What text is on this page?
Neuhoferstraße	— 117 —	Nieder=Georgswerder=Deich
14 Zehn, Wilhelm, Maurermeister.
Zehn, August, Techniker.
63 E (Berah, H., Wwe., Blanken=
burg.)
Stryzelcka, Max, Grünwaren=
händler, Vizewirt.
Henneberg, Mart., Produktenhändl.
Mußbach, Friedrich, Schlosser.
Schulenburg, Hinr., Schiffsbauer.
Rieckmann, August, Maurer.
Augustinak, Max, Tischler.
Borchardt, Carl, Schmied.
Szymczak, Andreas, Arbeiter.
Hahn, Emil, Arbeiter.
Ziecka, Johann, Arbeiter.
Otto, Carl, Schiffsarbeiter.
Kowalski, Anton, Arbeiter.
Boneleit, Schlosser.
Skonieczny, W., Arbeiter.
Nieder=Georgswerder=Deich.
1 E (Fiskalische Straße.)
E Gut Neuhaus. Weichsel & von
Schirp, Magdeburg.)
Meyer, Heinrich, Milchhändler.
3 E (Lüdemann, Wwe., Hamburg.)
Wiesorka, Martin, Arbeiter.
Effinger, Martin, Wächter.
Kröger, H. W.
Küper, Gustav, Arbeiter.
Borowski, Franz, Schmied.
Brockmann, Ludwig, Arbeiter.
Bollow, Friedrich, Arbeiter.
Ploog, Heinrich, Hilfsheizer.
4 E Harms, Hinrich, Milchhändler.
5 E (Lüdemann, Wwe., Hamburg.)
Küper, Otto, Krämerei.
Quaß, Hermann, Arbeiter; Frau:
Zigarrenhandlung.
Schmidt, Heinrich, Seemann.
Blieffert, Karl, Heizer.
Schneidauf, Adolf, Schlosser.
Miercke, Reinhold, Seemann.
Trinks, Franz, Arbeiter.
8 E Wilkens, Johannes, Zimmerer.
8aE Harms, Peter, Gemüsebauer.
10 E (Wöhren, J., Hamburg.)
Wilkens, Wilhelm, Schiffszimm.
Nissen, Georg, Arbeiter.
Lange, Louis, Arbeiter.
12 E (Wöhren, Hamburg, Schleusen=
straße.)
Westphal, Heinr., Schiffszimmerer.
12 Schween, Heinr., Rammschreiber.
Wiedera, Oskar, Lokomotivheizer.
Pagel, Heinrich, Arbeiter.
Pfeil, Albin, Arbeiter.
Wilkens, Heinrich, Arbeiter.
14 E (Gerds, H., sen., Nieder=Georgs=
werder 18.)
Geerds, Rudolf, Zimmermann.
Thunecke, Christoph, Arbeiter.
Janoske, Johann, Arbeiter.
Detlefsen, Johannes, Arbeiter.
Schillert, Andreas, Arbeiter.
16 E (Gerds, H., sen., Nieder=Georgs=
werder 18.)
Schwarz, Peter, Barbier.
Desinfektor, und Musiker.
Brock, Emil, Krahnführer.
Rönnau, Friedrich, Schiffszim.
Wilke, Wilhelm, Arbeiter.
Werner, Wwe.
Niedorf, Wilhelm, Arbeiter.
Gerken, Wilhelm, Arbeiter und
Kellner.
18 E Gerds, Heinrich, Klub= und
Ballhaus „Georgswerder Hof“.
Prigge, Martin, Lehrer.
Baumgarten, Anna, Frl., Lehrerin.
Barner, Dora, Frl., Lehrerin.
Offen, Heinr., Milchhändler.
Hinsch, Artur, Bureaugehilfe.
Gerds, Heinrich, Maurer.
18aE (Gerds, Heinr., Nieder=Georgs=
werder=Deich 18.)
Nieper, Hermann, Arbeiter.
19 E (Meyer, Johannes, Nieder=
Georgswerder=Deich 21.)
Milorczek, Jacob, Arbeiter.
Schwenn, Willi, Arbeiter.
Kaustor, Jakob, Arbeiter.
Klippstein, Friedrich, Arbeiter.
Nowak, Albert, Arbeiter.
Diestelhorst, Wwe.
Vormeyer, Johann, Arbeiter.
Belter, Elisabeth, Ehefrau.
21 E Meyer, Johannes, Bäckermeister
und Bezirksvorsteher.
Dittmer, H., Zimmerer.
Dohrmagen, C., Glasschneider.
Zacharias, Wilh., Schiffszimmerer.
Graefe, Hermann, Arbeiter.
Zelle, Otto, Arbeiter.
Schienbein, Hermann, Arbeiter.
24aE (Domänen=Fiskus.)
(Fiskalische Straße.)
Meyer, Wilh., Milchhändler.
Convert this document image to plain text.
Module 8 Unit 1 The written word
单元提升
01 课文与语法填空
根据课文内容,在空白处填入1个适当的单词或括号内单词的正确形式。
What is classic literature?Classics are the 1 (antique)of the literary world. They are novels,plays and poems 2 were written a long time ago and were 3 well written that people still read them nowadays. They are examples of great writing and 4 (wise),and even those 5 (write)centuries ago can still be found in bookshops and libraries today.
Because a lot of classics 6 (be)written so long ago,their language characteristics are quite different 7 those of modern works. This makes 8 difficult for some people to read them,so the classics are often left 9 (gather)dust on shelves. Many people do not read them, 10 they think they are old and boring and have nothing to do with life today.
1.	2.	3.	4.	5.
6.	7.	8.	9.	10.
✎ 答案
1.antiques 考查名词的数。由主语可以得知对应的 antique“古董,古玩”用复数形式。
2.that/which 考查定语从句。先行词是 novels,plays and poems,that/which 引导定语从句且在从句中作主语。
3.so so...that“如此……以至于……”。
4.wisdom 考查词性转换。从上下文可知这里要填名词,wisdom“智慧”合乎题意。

※

STATED GOAL: Go through the listing above and pull out each line containing the word "Küper".

RIGHT ANSWER:
Küper, Gustav, Arbeiter.
Küper, Otto, Krämerei.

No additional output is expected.